EXERCISE GOAL: Scan the listing below and copy every line holding "screenshot".
■ ■ ■ ■ ■ ■ ■
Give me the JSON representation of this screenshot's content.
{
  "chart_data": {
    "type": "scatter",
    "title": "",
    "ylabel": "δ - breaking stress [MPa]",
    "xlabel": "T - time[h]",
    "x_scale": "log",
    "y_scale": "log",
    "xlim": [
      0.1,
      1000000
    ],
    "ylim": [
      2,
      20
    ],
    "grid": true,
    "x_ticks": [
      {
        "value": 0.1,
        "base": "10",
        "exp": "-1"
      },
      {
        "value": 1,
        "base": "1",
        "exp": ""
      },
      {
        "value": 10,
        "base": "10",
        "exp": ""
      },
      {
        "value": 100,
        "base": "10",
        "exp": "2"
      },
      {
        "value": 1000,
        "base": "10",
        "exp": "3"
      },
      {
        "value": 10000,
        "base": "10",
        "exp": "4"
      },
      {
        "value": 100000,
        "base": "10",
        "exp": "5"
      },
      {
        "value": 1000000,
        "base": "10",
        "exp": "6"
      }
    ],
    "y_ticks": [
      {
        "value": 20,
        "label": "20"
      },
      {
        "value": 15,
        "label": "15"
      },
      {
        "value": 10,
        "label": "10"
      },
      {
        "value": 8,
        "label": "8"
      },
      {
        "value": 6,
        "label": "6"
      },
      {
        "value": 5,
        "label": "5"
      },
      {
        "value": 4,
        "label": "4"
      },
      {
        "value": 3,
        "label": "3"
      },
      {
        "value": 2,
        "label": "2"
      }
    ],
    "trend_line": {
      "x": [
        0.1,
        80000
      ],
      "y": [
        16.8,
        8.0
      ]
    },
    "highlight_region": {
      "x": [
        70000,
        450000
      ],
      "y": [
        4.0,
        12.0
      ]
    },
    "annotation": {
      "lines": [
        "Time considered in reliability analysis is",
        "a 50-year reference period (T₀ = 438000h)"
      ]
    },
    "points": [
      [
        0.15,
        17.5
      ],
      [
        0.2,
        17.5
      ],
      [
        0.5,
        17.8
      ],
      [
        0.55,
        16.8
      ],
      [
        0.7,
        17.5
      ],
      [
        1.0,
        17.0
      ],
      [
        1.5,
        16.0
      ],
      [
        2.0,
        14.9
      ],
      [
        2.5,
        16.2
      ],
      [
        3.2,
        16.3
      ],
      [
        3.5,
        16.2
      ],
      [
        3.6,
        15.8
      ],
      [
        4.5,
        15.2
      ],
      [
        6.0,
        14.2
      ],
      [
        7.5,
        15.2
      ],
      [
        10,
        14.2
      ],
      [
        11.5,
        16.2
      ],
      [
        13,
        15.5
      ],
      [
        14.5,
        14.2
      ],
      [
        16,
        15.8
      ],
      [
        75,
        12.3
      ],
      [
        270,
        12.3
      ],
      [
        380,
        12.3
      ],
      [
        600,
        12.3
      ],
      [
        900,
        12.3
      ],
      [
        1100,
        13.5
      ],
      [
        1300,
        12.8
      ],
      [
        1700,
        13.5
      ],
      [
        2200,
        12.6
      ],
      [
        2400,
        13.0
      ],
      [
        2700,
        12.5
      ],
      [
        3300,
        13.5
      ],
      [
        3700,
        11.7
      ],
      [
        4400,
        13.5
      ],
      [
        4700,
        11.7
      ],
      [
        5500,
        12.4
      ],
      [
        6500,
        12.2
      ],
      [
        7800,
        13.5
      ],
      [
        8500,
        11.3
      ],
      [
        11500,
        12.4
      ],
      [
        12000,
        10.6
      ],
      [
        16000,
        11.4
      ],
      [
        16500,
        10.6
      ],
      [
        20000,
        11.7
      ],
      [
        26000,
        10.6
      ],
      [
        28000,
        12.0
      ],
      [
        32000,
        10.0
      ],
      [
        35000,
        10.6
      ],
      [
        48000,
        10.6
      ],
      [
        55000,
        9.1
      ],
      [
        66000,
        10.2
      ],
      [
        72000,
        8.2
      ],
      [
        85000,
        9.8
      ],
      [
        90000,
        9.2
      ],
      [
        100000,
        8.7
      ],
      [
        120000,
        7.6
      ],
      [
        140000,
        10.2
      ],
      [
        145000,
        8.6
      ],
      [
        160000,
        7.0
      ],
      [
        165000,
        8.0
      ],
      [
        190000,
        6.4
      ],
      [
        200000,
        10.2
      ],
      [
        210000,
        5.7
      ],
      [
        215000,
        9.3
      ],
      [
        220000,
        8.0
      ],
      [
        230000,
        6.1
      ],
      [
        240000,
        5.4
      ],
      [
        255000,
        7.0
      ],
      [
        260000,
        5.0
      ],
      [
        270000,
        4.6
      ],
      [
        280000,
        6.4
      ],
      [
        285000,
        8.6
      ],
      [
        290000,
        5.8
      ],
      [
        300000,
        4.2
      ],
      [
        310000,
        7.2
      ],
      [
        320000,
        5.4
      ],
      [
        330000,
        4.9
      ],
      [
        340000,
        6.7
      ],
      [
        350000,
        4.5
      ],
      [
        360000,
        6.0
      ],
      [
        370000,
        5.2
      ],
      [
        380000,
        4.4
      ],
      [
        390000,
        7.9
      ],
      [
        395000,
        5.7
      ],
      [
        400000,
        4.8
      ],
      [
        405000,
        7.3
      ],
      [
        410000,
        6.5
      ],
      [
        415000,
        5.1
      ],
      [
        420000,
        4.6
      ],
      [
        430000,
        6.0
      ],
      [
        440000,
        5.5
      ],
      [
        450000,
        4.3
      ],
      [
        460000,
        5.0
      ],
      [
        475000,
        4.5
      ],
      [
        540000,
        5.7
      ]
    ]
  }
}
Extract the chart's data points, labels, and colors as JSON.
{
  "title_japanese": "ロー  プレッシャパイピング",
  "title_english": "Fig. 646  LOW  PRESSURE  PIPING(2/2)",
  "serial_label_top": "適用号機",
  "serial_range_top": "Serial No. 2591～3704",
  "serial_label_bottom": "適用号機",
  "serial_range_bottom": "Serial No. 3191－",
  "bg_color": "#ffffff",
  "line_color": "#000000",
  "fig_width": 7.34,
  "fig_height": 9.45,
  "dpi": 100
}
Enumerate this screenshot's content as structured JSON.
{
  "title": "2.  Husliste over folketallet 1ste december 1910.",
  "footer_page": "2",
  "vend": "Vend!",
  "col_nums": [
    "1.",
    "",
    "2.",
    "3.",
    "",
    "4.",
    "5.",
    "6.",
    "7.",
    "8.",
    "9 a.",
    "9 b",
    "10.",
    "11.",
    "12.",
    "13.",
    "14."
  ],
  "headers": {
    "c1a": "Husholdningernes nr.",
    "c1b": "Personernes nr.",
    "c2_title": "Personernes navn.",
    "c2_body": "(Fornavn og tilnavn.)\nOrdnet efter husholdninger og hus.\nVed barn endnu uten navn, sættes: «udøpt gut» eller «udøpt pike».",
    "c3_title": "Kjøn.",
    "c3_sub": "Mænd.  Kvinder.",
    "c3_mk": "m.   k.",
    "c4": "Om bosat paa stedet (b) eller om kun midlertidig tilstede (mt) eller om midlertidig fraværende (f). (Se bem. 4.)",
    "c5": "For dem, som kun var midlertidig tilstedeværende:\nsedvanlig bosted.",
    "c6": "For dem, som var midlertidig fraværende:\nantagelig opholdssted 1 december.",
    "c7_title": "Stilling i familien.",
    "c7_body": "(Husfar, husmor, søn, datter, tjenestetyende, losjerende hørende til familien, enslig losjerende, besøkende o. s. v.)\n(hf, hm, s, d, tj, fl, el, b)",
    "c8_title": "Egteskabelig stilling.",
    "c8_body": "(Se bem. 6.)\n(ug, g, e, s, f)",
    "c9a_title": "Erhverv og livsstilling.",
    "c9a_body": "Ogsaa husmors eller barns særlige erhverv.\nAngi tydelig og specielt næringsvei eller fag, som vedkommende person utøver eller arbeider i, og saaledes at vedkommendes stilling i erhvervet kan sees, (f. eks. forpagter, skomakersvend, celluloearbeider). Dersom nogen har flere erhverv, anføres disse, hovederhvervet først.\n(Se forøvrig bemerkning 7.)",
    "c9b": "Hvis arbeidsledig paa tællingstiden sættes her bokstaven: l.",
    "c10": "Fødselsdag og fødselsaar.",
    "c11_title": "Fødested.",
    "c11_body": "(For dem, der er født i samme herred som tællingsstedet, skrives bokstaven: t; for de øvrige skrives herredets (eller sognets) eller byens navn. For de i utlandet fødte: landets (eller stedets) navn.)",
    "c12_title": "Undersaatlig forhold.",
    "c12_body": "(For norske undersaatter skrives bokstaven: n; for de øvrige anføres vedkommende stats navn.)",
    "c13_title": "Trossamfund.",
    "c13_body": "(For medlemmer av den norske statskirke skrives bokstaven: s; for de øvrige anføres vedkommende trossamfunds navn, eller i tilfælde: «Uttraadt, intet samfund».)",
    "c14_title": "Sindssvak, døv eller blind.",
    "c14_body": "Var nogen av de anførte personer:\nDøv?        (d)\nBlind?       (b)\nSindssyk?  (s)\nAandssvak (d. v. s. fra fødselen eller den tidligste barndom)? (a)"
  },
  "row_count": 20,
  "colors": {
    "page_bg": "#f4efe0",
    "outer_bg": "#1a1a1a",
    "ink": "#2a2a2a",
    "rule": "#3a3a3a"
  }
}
■ ■ ■ ■ ■ ■ ■
SOLUTION TO THIS PROBLEM:
Give me the JSON representation of this screenshot's content.
Enumerate this screenshot's content as structured JSON.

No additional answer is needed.